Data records

**********

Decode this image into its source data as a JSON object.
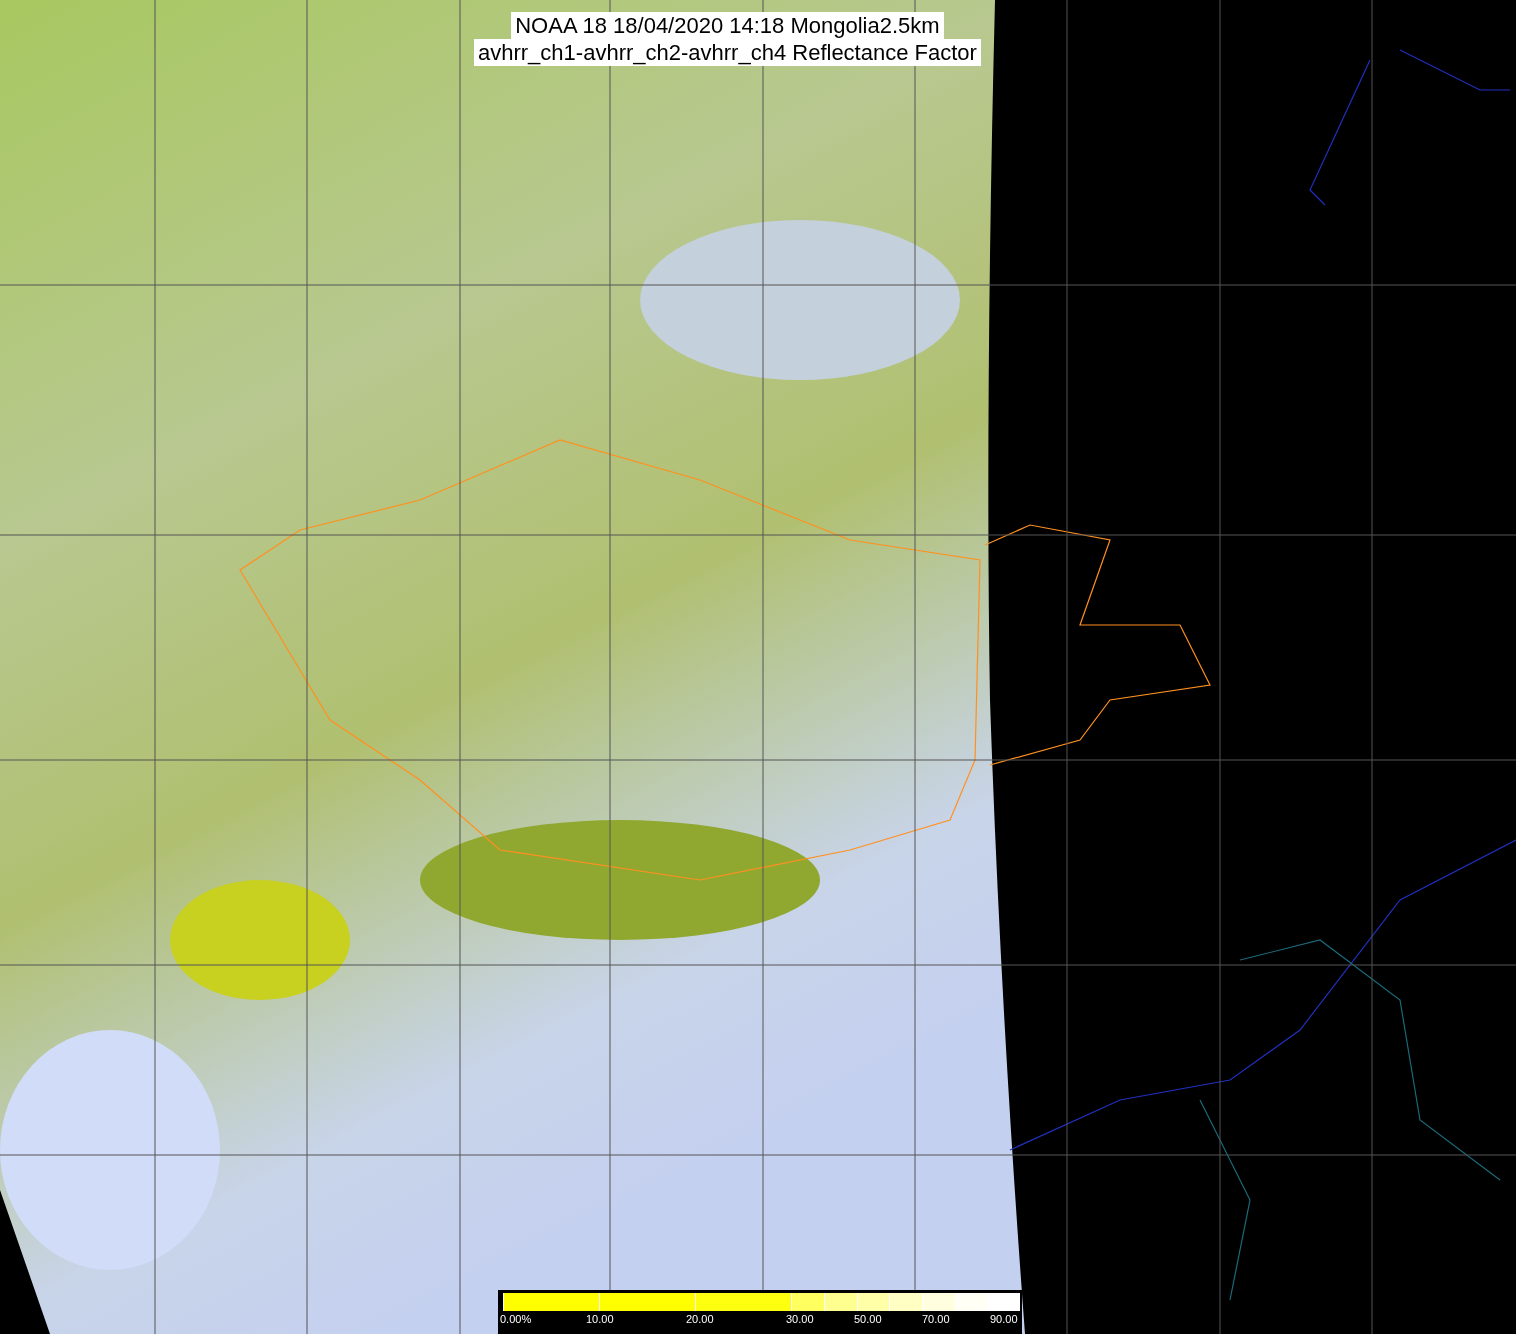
{
  "title": {
    "lines": [
      "NOAA 18 18/04/2020 14:18 Mongolia2.5km",
      "avhrr_ch1-avhrr_ch2-avhrr_ch4 Reflectance Factor"
    ]
  },
  "colorbar": {
    "segments": [
      {
        "color": "#ffff00",
        "label": "0.00%"
      },
      {
        "color": "#ffff00",
        "label": "10.00"
      },
      {
        "color": "#ffff10",
        "label": "20.00"
      },
      {
        "color": "#ffff60",
        "label": "30.00"
      },
      {
        "color": "#ffff90"
      },
      {
        "color": "#ffffa8",
        "label": "50.00"
      },
      {
        "color": "#ffffc4"
      },
      {
        "color": "#ffffe0",
        "label": "70.00"
      },
      {
        "color": "#fffff6"
      },
      {
        "color": "#ffffff",
        "label": "90.00"
      }
    ]
  }
}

**********

▶ _WRITTEN PROBLEM_: Work out how many lines of the data above hold the word "label", and write only the count.

▶ _RESPONSE TO THIS EXERCISE_: 7